Written request —
Set down each line of the material that follows, exactly, with no pictures.

Material to process —
******************************

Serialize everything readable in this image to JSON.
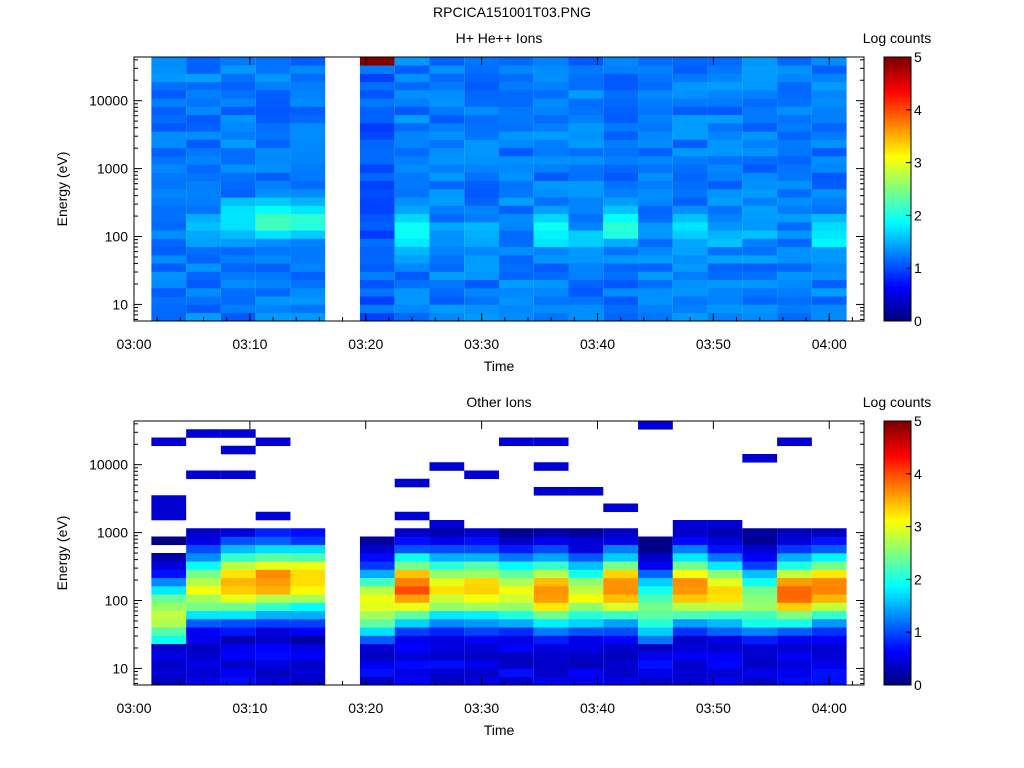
{
  "figure_title": "RPCICA151001T03.PNG",
  "chart_data": [
    {
      "type": "heatmap",
      "title": "H+ He++ Ions",
      "xlabel": "Time",
      "ylabel": "Energy (eV)",
      "x_ticks": [
        "03:00",
        "03:10",
        "03:20",
        "03:30",
        "03:40",
        "03:50",
        "04:00"
      ],
      "y_ticks": [
        "10",
        "100",
        "1000",
        "10000"
      ],
      "y_scale": "log",
      "y_range_eV": [
        5.7,
        44000
      ],
      "x_range": [
        "03:00",
        "04:03"
      ],
      "colorbar": {
        "label": "Log counts",
        "min": 0,
        "max": 5,
        "ticks": [
          "0",
          "1",
          "2",
          "3",
          "4",
          "5"
        ],
        "colormap": "jet"
      },
      "time_bins": [
        "03:03",
        "03:06",
        "03:09",
        "03:12",
        "03:15",
        "03:18",
        "03:21",
        "03:24",
        "03:27",
        "03:30",
        "03:33",
        "03:36",
        "03:39",
        "03:42",
        "03:45",
        "03:48",
        "03:51",
        "03:54",
        "03:57",
        "04:00"
      ],
      "data_gaps": [
        "03:18"
      ],
      "band_peak_log_counts": [
        1.3,
        1.5,
        2.0,
        2.3,
        2.2,
        null,
        5.0,
        2.1,
        1.4,
        1.5,
        1.4,
        1.9,
        1.7,
        2.2,
        1.3,
        1.9,
        1.6,
        1.5,
        1.3,
        1.9
      ],
      "band_peak_energy_eV": [
        150,
        150,
        170,
        170,
        170,
        null,
        40000,
        130,
        120,
        110,
        110,
        120,
        80,
        150,
        120,
        120,
        110,
        100,
        100,
        110
      ]
    },
    {
      "type": "heatmap",
      "title": "Other Ions",
      "xlabel": "Time",
      "ylabel": "Energy (eV)",
      "x_ticks": [
        "03:00",
        "03:10",
        "03:20",
        "03:30",
        "03:40",
        "03:50",
        "04:00"
      ],
      "y_ticks": [
        "10",
        "100",
        "1000",
        "10000"
      ],
      "y_scale": "log",
      "y_range_eV": [
        5.7,
        44000
      ],
      "x_range": [
        "03:00",
        "04:03"
      ],
      "colorbar": {
        "label": "Log counts",
        "min": 0,
        "max": 5,
        "ticks": [
          "0",
          "1",
          "2",
          "3",
          "4",
          "5"
        ],
        "colormap": "jet"
      },
      "time_bins": [
        "03:03",
        "03:06",
        "03:09",
        "03:12",
        "03:15",
        "03:18",
        "03:21",
        "03:24",
        "03:27",
        "03:30",
        "03:33",
        "03:36",
        "03:39",
        "03:42",
        "03:45",
        "03:48",
        "03:51",
        "03:54",
        "03:57",
        "04:00"
      ],
      "data_gaps": [
        "03:18"
      ],
      "band_peak_log_counts": [
        2.9,
        3.0,
        3.6,
        3.7,
        3.4,
        null,
        3.1,
        3.9,
        3.2,
        3.3,
        3.1,
        3.7,
        3.0,
        3.8,
        2.5,
        3.7,
        3.2,
        2.7,
        3.8,
        3.7
      ],
      "band_peak_energy_eV": [
        60,
        150,
        180,
        200,
        200,
        null,
        90,
        150,
        150,
        150,
        130,
        130,
        120,
        150,
        80,
        150,
        130,
        100,
        130,
        150
      ]
    }
  ]
}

******************************

Output below —
Serialize everything readable in this image to JSON.
{
  "figure_title": "RPCICA151001T03.PNG",
  "chart_data": [
    {
      "type": "heatmap",
      "title": "H+ He++ Ions",
      "xlabel": "Time",
      "ylabel": "Energy (eV)",
      "x_ticks": [
        "03:00",
        "03:10",
        "03:20",
        "03:30",
        "03:40",
        "03:50",
        "04:00"
      ],
      "y_ticks": [
        "10",
        "100",
        "1000",
        "10000"
      ],
      "y_scale": "log",
      "y_range_eV": [
        5.7,
        44000
      ],
      "x_range": [
        "03:00",
        "04:03"
      ],
      "colorbar": {
        "label": "Log counts",
        "min": 0,
        "max": 5,
        "ticks": [
          "0",
          "1",
          "2",
          "3",
          "4",
          "5"
        ],
        "colormap": "jet"
      },
      "time_bins": [
        "03:03",
        "03:06",
        "03:09",
        "03:12",
        "03:15",
        "03:18",
        "03:21",
        "03:24",
        "03:27",
        "03:30",
        "03:33",
        "03:36",
        "03:39",
        "03:42",
        "03:45",
        "03:48",
        "03:51",
        "03:54",
        "03:57",
        "04:00"
      ],
      "data_gaps": [
        "03:18"
      ],
      "band_peak_log_counts": [
        1.3,
        1.5,
        2.0,
        2.3,
        2.2,
        null,
        5.0,
        2.1,
        1.4,
        1.5,
        1.4,
        1.9,
        1.7,
        2.2,
        1.3,
        1.9,
        1.6,
        1.5,
        1.3,
        1.9
      ],
      "band_peak_energy_eV": [
        150,
        150,
        170,
        170,
        170,
        null,
        40000,
        130,
        120,
        110,
        110,
        120,
        80,
        150,
        120,
        120,
        110,
        100,
        100,
        110
      ]
    },
    {
      "type": "heatmap",
      "title": "Other Ions",
      "xlabel": "Time",
      "ylabel": "Energy (eV)",
      "x_ticks": [
        "03:00",
        "03:10",
        "03:20",
        "03:30",
        "03:40",
        "03:50",
        "04:00"
      ],
      "y_ticks": [
        "10",
        "100",
        "1000",
        "10000"
      ],
      "y_scale": "log",
      "y_range_eV": [
        5.7,
        44000
      ],
      "x_range": [
        "03:00",
        "04:03"
      ],
      "colorbar": {
        "label": "Log counts",
        "min": 0,
        "max": 5,
        "ticks": [
          "0",
          "1",
          "2",
          "3",
          "4",
          "5"
        ],
        "colormap": "jet"
      },
      "time_bins": [
        "03:03",
        "03:06",
        "03:09",
        "03:12",
        "03:15",
        "03:18",
        "03:21",
        "03:24",
        "03:27",
        "03:30",
        "03:33",
        "03:36",
        "03:39",
        "03:42",
        "03:45",
        "03:48",
        "03:51",
        "03:54",
        "03:57",
        "04:00"
      ],
      "data_gaps": [
        "03:18"
      ],
      "band_peak_log_counts": [
        2.9,
        3.0,
        3.6,
        3.7,
        3.4,
        null,
        3.1,
        3.9,
        3.2,
        3.3,
        3.1,
        3.7,
        3.0,
        3.8,
        2.5,
        3.7,
        3.2,
        2.7,
        3.8,
        3.7
      ],
      "band_peak_energy_eV": [
        60,
        150,
        180,
        200,
        200,
        null,
        90,
        150,
        150,
        150,
        130,
        130,
        120,
        150,
        80,
        150,
        130,
        100,
        130,
        150
      ]
    }
  ]
}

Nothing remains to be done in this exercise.